• _Stored records_:
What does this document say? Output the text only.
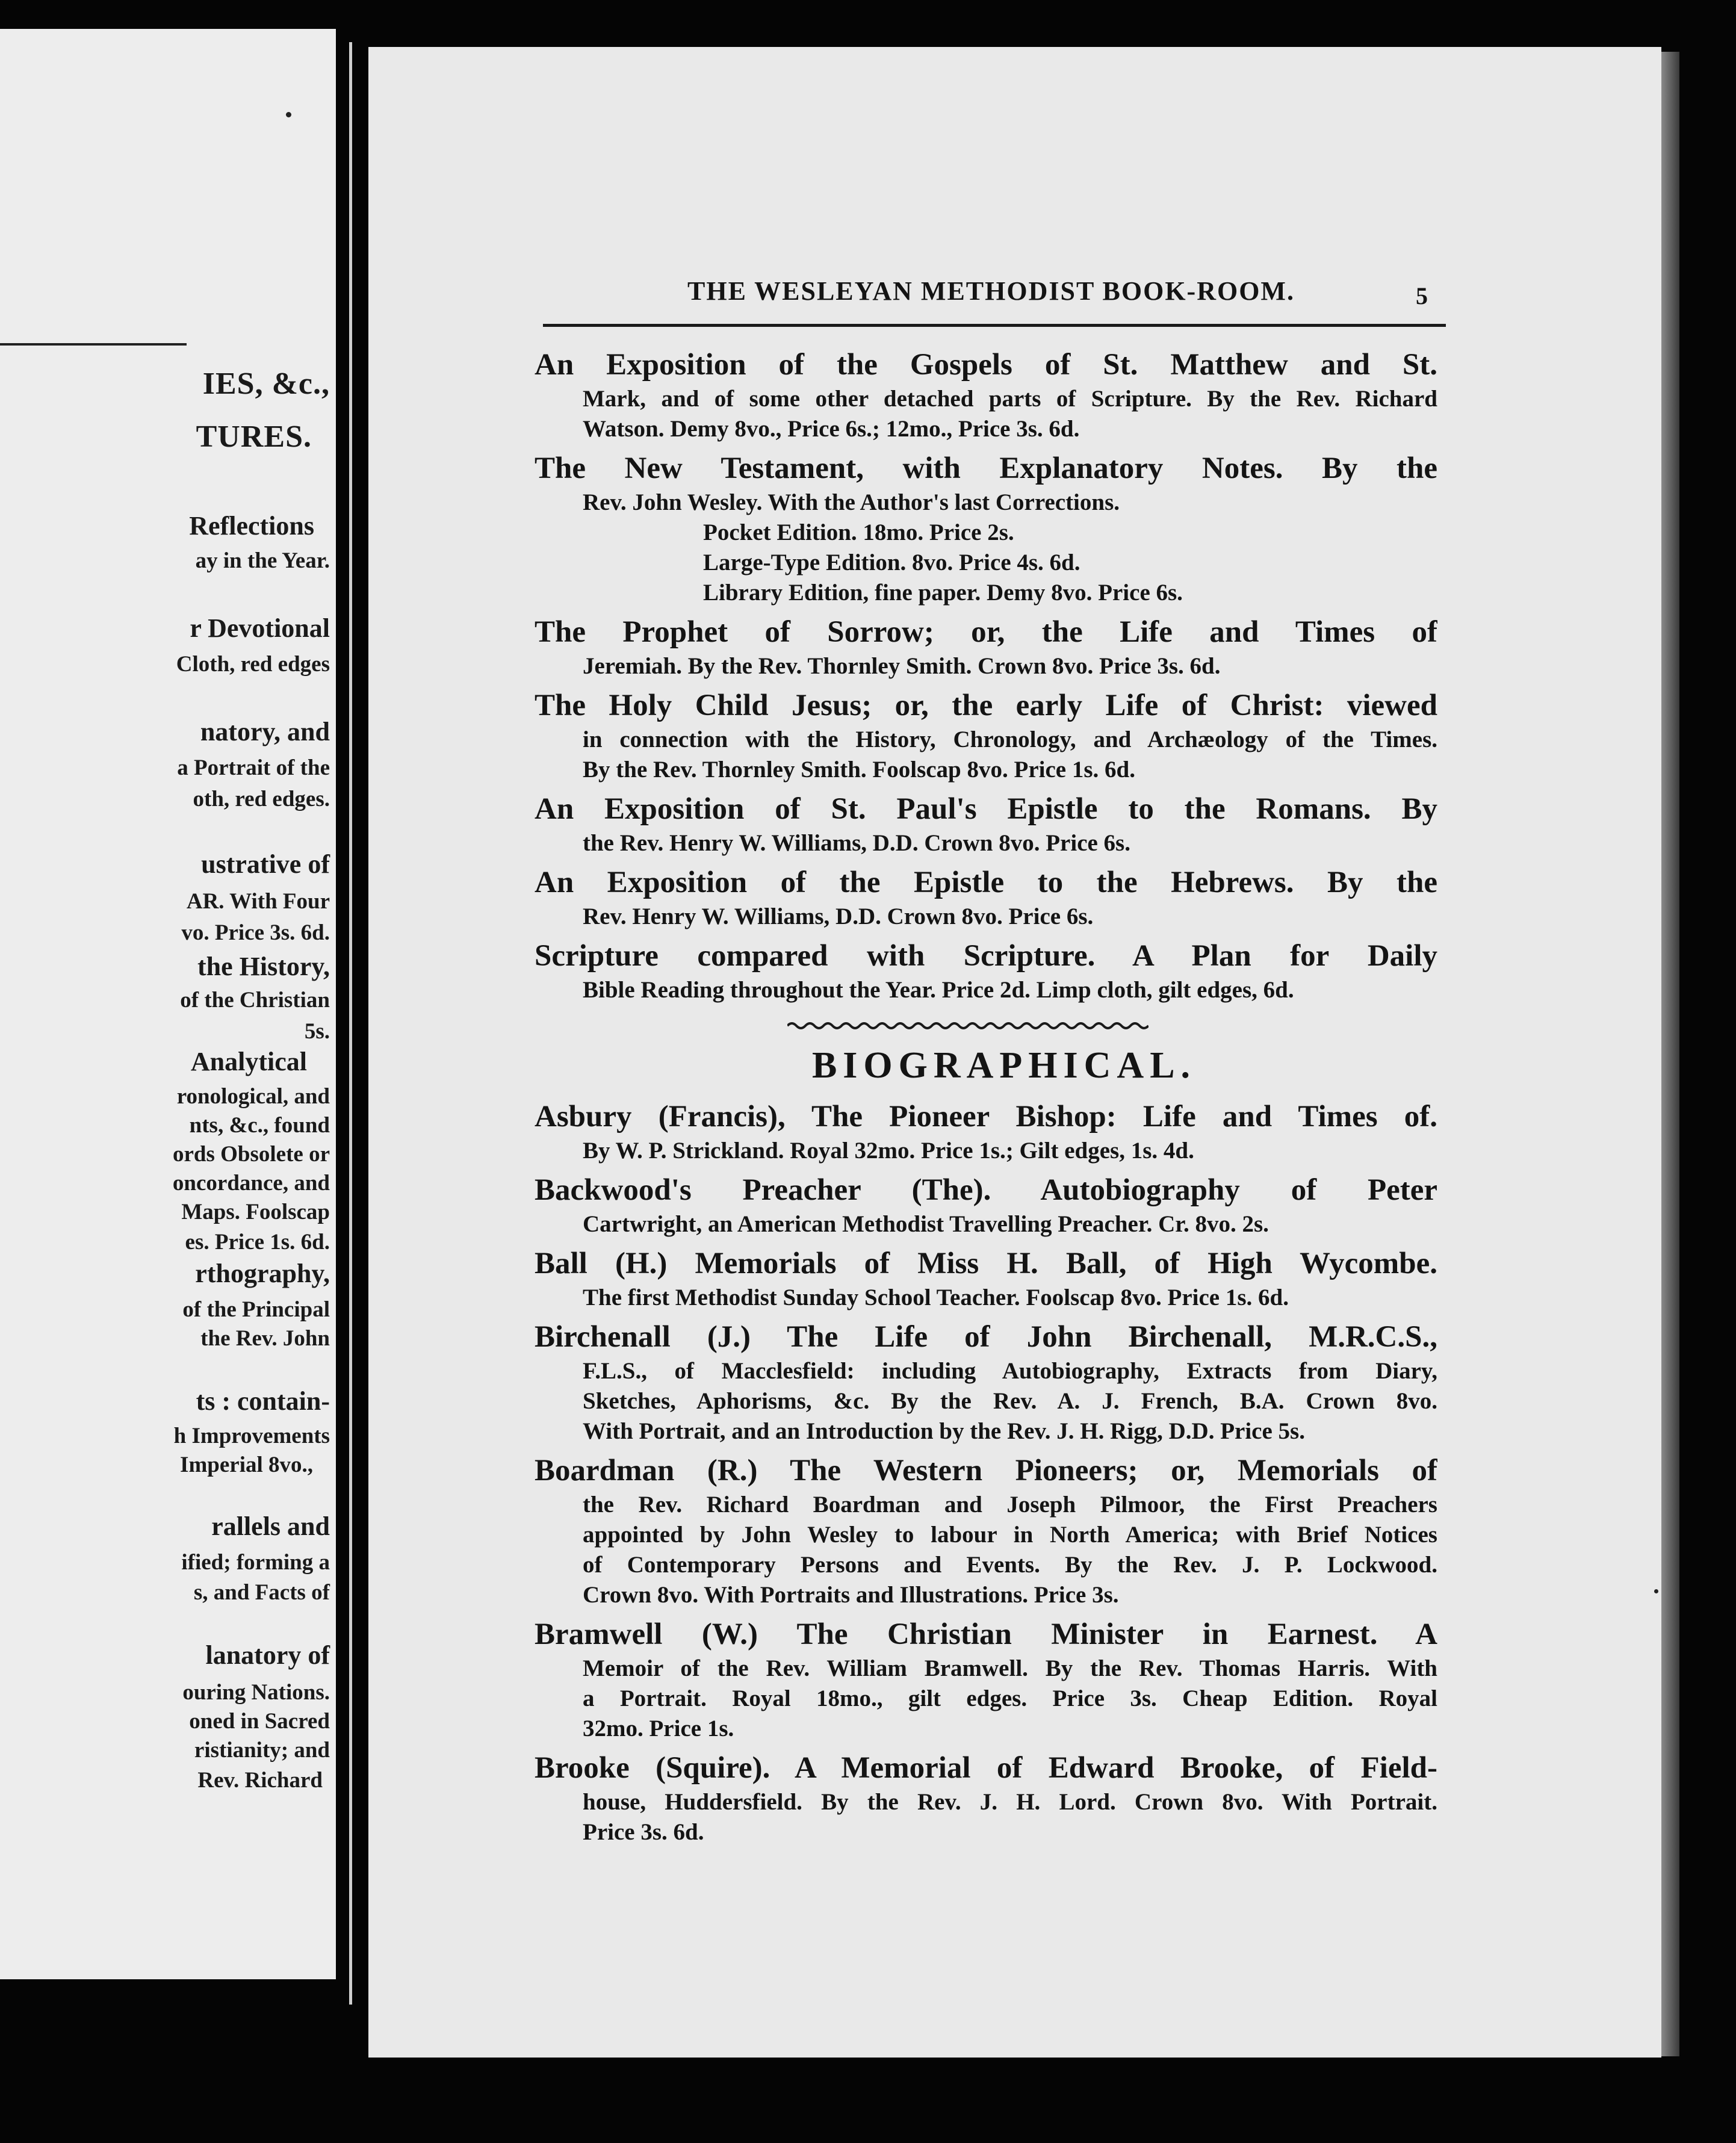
IES, &c.,
TURES.
Reflections
ay in the Year.
r Devotional
Cloth, red edges
natory, and
a Portrait of the
oth, red edges.
ustrative of
AR. With Four
vo. Price 3s. 6d.
the History,
of the Christian
5s.
Analytical
ronological, and
nts, &c., found
ords Obsolete or
oncordance, and
Maps. Foolscap
es. Price 1s. 6d.
rthography,
of the Principal
the Rev. John
ts : contain-
h Improvements
Imperial 8vo.,
rallels and
ified; forming a
s, and Facts of
lanatory of
ouring Nations.
oned in Sacred
ristianity; and
Rev. Richard
THE WESLEYAN METHODIST BOOK-ROOM.	5
An Exposition of the Gospels of St. Matthew and St.
Mark, and of some other detached parts of Scripture. By the Rev. Richard
Watson. Demy 8vo., Price 6s.; 12mo., Price 3s. 6d.
The New Testament, with Explanatory Notes. By the
Rev. John Wesley. With the Author's last Corrections.
Pocket Edition. 18mo. Price 2s.
Large-Type Edition. 8vo. Price 4s. 6d.
Library Edition, fine paper. Demy 8vo. Price 6s.
The Prophet of Sorrow; or, the Life and Times of
Jeremiah. By the Rev. Thornley Smith. Crown 8vo. Price 3s. 6d.
The Holy Child Jesus; or, the early Life of Christ: viewed
in connection with the History, Chronology, and Archæology of the Times.
By the Rev. Thornley Smith. Foolscap 8vo. Price 1s. 6d.
An Exposition of St. Paul's Epistle to the Romans. By
the Rev. Henry W. Williams, D.D. Crown 8vo. Price 6s.
An Exposition of the Epistle to the Hebrews. By the
Rev. Henry W. Williams, D.D. Crown 8vo. Price 6s.
Scripture compared with Scripture. A Plan for Daily
Bible Reading throughout the Year. Price 2d. Limp cloth, gilt edges, 6d.
BIOGRAPHICAL.
Asbury (Francis), The Pioneer Bishop: Life and Times of.
By W. P. Strickland. Royal 32mo. Price 1s.; Gilt edges, 1s. 4d.
Backwood's Preacher (The). Autobiography of Peter
Cartwright, an American Methodist Travelling Preacher. Cr. 8vo. 2s.
Ball (H.) Memorials of Miss H. Ball, of High Wycombe.
The first Methodist Sunday School Teacher. Foolscap 8vo. Price 1s. 6d.
Birchenall (J.) The Life of John Birchenall, M.R.C.S.,
F.L.S., of Macclesfield: including Autobiography, Extracts from Diary,
Sketches, Aphorisms, &c. By the Rev. A. J. French, B.A. Crown 8vo.
With Portrait, and an Introduction by the Rev. J. H. Rigg, D.D. Price 5s.
Boardman (R.) The Western Pioneers; or, Memorials of
the Rev. Richard Boardman and Joseph Pilmoor, the First Preachers
appointed by John Wesley to labour in North America; with Brief Notices
of Contemporary Persons and Events. By the Rev. J. P. Lockwood.
Crown 8vo. With Portraits and Illustrations. Price 3s.
Bramwell (W.) The Christian Minister in Earnest. A
Memoir of the Rev. William Bramwell. By the Rev. Thomas Harris. With
a Portrait. Royal 18mo., gilt edges. Price 3s. Cheap Edition. Royal
32mo. Price 1s.
Brooke (Squire). A Memorial of Edward Brooke, of Field-
house, Huddersfield. By the Rev. J. H. Lord. Crown 8vo. With Portrait.
Price 3s. 6d.
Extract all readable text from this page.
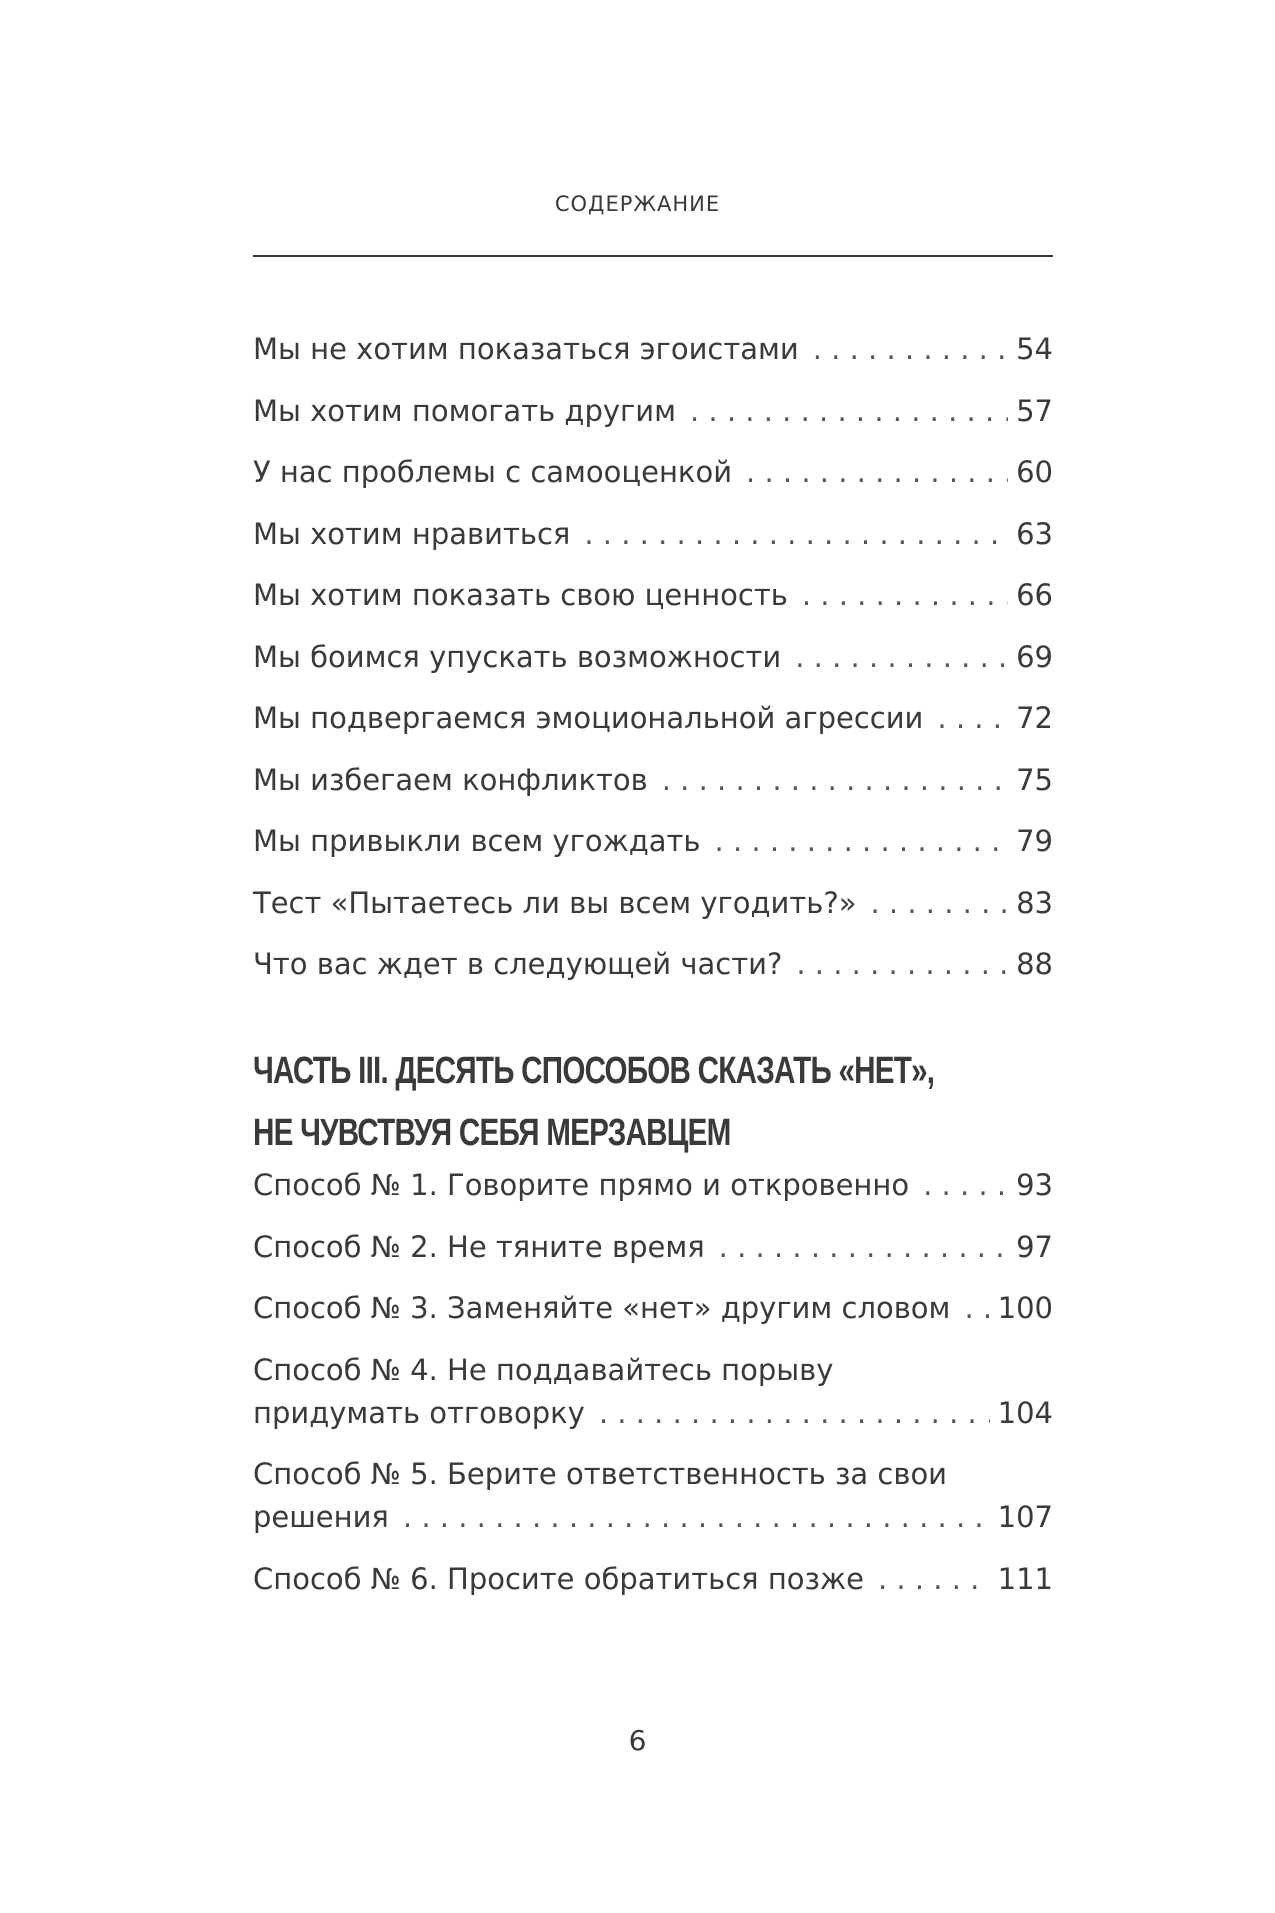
СОДЕРЖАНИЕ
Мы не хотим показаться эгоистами . . .	54
Мы хотим помогать другим . . .	57
У нас проблемы с самооценкой . . .	60
Мы хотим нравиться . . .	63
Мы хотим показать свою ценность . . .	66
Мы боимся упускать возможности . . .	69
Мы подвергаемся эмоциональной агрессии . . .	72
Мы избегаем конфликтов . . .	75
Мы привыкли всем угождать . . .	79
Тест «Пытаетесь ли вы всем угодить?» . . .	83
Что вас ждет в следующей части? . . .	88
ЧАСТЬ III. ДЕСЯТЬ СПОСОБОВ СКАЗАТЬ «НЕТ»,
НЕ ЧУВСТВУЯ СЕБЯ МЕРЗАВЦЕМ
Способ № 1. Говорите прямо и откровенно . . .	93
Способ № 2. Не тяните время . . .	97
Способ № 3. Заменяйте «нет» другим словом . . .	100
Способ № 4. Не поддавайтесь порыву
придумать отговорку . . .	104
Способ № 5. Берите ответственность за свои
решения . . .	107
Способ № 6. Просите обратиться позже . . .	111
6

• _Aim_:
Copy whichever lines in the listing above contain the word "Thornley".

• _Answer for the task_:
Jeremiah. By the Rev. Thornley Smith. Crown 8vo. Price 3s. 6d.
By the Rev. Thornley Smith. Foolscap 8vo. Price 1s. 6d.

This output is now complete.